GIVEN PROBLEM:
Locate the lines where "dott" occurs and copy them as they stand.
--- Start of EXTRACTED RECORDS ---
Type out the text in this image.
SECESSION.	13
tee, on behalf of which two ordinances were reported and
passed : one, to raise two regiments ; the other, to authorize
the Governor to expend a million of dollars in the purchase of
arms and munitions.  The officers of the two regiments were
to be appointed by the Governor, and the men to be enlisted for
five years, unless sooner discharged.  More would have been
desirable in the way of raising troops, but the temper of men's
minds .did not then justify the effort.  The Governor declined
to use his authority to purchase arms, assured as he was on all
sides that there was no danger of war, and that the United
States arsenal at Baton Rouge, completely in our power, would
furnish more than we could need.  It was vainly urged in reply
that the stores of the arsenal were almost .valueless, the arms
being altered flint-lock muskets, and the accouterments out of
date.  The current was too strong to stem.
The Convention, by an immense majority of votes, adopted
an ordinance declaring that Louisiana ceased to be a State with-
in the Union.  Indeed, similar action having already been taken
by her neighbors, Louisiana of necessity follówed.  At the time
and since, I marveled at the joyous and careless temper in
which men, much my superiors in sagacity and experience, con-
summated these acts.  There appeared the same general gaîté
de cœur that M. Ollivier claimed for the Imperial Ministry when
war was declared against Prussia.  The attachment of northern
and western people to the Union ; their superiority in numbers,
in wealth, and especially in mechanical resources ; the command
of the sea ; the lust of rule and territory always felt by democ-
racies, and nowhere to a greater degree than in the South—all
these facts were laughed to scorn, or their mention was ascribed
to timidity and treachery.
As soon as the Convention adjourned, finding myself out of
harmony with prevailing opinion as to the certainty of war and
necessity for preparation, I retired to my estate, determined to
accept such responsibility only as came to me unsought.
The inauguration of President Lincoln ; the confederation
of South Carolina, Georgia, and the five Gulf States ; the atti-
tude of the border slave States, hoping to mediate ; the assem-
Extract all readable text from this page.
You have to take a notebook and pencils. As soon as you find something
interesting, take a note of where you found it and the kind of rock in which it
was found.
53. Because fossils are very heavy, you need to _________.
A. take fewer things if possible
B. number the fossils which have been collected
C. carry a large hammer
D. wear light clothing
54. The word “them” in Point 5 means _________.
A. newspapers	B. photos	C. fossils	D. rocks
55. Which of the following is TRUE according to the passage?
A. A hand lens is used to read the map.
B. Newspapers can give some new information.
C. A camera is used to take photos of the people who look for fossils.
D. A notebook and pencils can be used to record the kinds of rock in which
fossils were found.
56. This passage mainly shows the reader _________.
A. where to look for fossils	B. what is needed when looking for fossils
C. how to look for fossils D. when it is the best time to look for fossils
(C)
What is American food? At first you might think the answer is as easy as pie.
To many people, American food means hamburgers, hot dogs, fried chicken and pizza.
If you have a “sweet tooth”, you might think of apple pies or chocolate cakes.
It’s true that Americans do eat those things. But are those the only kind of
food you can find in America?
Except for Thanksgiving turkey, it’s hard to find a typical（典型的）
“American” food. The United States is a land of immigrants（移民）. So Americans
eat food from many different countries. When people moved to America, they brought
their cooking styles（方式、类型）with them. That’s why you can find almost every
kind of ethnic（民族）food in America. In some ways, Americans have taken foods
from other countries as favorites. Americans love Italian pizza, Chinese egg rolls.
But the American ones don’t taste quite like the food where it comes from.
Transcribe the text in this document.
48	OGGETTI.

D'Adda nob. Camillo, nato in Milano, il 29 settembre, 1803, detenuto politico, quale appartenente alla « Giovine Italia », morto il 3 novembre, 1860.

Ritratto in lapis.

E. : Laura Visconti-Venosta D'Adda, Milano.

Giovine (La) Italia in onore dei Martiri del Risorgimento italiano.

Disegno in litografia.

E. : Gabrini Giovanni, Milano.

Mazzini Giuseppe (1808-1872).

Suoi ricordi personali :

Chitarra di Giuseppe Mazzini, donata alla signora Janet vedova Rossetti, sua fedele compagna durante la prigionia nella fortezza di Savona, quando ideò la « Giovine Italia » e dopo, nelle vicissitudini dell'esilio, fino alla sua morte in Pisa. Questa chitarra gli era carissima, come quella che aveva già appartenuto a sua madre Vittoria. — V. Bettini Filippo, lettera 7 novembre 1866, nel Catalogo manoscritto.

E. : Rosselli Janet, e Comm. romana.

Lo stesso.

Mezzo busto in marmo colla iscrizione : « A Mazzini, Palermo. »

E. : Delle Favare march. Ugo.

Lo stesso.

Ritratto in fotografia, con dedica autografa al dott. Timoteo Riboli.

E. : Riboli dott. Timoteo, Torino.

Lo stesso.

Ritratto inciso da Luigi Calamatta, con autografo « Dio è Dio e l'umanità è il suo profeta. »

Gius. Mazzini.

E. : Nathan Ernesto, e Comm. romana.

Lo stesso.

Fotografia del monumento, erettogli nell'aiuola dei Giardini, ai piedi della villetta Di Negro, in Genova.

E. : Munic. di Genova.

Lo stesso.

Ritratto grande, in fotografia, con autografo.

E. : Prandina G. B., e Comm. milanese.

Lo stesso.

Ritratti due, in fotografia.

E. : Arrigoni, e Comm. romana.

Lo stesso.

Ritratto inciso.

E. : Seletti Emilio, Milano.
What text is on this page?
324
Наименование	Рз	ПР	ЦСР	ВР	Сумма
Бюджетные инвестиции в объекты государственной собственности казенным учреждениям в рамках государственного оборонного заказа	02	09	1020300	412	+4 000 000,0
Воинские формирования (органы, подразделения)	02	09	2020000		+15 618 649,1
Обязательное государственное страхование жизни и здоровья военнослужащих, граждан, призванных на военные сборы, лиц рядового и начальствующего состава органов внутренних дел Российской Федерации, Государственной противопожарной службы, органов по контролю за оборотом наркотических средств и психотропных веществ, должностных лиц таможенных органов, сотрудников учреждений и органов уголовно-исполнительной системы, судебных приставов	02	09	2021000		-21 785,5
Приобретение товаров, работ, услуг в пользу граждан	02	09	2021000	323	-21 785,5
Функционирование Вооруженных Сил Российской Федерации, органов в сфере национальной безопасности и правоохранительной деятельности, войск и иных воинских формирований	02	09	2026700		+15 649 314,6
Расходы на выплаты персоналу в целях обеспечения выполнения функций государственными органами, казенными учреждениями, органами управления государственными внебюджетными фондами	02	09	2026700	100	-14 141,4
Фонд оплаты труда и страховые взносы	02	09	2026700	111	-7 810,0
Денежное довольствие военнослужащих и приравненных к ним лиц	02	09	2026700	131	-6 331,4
--- End of EXTRACTED RECORDS ---
FINAL ANSWER:
Ritratto in fotografia, con dedica autografa al dott. Timoteo Riboli.
E. : Riboli dott. Timoteo, Torino.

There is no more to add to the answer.